Passage fourni
Côté applicatif, e-TF1 a ajouté de « petites couches de cache in-memory » Redis pour réduire la charge réseau, en particulier l’utilisation d’Elasticache.

L’équipe technique a œuvré sur le dimensionnement de ses pods manquant de ressources CPU et de RAM, ainsi que sur l’autoscaling horizontal ».

Il s’agissait de « muscler la plateforme avant chaque match », ajoute Hugo Lebaron. « Nous avons modifié le nombre minimum de nœuds au niveau des groupes d’autoscaling ».

En ce qui concerne, la répartition de charge liés aux services publicitaires, e-TF1 s’est rapproché d’AWS afin de préchauffer « certains ALB (répartiteurs de charge applicative N.D.L.R) », ajouter des instances node groups et ajuster le suivi des connexions.

De même, il a fallu ajuster la configuration des bases de données DynamoDB. « Nous les avons réglé sur l’offre « on demand » parce que l’autoscaling que propose AWS par défaut ne permet pas de gérer un pic de charge instantané. Il y a une latence de déclenchement qui génère des erreurs le temps qu’il soit pris en compte », déclare Laurent Dechoux.

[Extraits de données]
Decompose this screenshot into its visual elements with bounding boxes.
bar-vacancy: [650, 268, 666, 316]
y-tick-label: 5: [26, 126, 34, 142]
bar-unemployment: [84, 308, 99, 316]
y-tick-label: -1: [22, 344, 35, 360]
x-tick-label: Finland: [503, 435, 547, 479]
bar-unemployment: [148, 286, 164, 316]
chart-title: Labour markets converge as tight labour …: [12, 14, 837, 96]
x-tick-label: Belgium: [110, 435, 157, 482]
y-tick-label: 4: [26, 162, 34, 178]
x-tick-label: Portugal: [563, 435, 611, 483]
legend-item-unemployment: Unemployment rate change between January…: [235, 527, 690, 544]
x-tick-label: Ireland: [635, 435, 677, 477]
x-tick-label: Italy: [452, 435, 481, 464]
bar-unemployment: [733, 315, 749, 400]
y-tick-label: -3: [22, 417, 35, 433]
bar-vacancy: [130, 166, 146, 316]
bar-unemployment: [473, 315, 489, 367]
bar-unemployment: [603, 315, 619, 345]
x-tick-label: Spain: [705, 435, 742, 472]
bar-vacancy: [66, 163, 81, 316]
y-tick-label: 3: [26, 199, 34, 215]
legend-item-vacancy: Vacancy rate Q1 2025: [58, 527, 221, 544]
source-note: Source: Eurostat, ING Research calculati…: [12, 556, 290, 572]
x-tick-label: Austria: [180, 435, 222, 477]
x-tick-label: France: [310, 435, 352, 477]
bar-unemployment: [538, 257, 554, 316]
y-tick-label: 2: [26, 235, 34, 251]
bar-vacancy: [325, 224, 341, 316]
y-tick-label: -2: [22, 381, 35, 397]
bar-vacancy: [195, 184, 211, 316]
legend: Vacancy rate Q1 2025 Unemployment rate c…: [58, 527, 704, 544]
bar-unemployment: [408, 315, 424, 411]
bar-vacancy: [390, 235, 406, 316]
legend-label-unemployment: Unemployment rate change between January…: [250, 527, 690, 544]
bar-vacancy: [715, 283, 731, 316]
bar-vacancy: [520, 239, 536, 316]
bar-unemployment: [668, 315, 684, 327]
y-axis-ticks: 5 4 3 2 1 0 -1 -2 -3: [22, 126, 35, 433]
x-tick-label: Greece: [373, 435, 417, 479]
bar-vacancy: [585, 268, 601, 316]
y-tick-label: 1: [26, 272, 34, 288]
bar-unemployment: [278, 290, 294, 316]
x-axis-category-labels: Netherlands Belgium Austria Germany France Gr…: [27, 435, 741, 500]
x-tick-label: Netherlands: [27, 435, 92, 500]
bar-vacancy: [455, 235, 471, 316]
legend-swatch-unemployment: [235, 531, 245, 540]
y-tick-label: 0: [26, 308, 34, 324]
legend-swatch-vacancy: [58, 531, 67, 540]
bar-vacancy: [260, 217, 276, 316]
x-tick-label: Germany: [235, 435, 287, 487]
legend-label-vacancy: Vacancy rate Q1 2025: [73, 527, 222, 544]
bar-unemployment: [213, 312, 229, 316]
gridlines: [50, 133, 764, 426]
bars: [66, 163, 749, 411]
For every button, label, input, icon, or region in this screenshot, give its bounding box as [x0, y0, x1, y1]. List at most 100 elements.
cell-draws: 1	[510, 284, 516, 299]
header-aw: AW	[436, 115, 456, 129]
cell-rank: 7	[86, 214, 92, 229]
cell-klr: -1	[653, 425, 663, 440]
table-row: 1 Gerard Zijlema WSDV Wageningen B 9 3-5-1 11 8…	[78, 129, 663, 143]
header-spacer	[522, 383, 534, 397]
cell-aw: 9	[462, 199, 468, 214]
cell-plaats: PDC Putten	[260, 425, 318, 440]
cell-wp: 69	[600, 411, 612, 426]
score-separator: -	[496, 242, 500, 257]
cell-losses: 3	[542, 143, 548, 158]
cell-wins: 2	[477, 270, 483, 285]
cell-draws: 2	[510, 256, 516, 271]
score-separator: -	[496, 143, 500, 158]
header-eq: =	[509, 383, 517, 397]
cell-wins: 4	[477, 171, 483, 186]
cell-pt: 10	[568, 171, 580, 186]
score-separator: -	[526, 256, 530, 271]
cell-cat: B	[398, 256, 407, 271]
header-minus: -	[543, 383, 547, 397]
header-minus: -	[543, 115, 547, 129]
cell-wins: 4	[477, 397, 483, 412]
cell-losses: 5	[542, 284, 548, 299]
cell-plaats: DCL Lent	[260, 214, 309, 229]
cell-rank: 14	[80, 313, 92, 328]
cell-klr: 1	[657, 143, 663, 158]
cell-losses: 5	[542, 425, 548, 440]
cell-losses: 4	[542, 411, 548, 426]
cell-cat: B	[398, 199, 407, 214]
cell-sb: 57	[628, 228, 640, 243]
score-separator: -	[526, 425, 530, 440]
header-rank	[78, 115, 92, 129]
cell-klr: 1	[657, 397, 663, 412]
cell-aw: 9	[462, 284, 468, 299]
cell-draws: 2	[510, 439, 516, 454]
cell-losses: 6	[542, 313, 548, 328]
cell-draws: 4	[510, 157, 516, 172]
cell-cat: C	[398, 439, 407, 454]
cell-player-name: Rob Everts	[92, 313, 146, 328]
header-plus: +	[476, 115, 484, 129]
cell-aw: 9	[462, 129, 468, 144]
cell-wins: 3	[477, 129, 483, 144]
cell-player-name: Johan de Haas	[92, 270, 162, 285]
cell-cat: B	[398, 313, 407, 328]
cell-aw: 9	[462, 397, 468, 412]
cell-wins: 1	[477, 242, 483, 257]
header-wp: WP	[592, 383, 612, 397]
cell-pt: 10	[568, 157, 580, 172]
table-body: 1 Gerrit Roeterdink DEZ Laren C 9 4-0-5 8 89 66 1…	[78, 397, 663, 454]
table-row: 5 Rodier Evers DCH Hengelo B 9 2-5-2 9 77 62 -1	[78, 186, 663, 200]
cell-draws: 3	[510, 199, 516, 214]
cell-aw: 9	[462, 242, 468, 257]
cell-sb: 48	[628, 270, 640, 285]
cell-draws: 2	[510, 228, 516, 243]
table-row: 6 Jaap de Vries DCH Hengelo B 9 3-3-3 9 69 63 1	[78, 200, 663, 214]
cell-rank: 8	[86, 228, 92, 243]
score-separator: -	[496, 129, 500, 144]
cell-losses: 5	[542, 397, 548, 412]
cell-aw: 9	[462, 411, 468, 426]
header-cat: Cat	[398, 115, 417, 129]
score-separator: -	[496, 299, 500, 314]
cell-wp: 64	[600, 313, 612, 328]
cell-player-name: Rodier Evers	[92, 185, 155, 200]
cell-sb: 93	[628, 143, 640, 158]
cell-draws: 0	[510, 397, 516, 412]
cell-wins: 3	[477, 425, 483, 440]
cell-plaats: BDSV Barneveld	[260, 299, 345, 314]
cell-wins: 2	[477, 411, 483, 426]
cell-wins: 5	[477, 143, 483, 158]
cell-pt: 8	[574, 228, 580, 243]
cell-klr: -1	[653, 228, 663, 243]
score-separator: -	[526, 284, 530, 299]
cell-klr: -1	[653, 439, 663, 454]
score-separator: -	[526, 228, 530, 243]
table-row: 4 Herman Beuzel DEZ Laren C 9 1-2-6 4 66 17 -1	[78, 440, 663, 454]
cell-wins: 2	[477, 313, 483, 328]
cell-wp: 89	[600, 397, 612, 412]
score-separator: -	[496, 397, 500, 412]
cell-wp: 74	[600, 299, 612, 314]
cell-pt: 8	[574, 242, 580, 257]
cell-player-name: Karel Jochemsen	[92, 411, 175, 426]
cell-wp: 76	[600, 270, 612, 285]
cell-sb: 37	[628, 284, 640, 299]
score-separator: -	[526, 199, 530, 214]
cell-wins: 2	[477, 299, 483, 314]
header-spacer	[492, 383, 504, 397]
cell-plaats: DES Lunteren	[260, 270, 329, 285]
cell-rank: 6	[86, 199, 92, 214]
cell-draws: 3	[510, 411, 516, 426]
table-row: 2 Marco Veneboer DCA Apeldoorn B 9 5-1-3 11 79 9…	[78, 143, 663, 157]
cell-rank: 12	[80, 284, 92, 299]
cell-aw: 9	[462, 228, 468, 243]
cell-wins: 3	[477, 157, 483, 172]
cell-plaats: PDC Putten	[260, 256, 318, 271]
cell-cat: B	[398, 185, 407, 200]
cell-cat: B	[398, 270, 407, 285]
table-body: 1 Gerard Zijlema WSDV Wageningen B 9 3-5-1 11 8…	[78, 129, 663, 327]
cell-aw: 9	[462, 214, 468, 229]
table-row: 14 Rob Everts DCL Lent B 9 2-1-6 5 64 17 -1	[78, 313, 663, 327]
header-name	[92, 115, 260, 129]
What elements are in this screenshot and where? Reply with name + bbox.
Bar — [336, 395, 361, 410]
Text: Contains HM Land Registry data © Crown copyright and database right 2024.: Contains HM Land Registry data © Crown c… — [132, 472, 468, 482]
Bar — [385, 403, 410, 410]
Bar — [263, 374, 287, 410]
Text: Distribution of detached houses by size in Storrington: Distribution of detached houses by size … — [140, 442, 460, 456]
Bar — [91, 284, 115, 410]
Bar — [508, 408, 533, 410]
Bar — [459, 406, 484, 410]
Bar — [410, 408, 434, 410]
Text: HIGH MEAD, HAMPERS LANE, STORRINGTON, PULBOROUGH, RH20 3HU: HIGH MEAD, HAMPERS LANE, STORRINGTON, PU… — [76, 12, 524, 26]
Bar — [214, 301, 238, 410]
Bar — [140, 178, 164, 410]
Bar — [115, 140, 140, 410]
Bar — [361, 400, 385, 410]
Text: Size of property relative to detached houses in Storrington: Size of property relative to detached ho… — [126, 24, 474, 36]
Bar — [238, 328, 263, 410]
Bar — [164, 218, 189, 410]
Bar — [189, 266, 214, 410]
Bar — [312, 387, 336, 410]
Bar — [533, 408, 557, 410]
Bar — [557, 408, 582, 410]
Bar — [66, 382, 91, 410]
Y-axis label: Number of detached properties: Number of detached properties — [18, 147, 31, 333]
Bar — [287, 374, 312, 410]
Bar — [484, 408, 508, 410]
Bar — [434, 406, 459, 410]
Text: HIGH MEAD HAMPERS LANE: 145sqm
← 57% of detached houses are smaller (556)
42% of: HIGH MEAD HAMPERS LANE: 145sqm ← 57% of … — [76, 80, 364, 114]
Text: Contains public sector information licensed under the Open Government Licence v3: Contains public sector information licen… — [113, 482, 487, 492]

Énoncé
Recopiez intégralement le passage sur les ajustements techniques d'e-TF1, sans rien y changer. Ne vous servez que du passage.

Solution rédigée
Côté applicatif, e-TF1 a ajouté de « petites couches de cache in-memory » Redis pour réduire la charge réseau, en particulier l’utilisation d’Elasticache.

L’équipe technique a œuvré sur le dimensionnement de ses pods manquant de ressources CPU et de RAM, ainsi que sur l’autoscaling horizontal ».

Il s’agissait de « muscler la plateforme avant chaque match », ajoute Hugo Lebaron. « Nous avons modifié le nombre minimum de nœuds au niveau des groupes d’autoscaling ».

En ce qui concerne, la répartition de charge liés aux services publicitaires, e-TF1 s’est rapproché d’AWS afin de préchauffer « certains ALB (répartiteurs de charge applicative N.D.L.R) », ajouter des instances node groups et ajuster le suivi des connexions.

De même, il a fallu ajuster la configuration des bases de données DynamoDB. « Nous les avons réglé sur l’offre « on demand » parce que l’autoscaling que propose AWS par défaut ne permet pas de gérer un pic de charge instantané. Il y a une latence de déclenchement qui génère des erreurs le temps qu’il soit pris en compte », déclare Laurent Dechoux.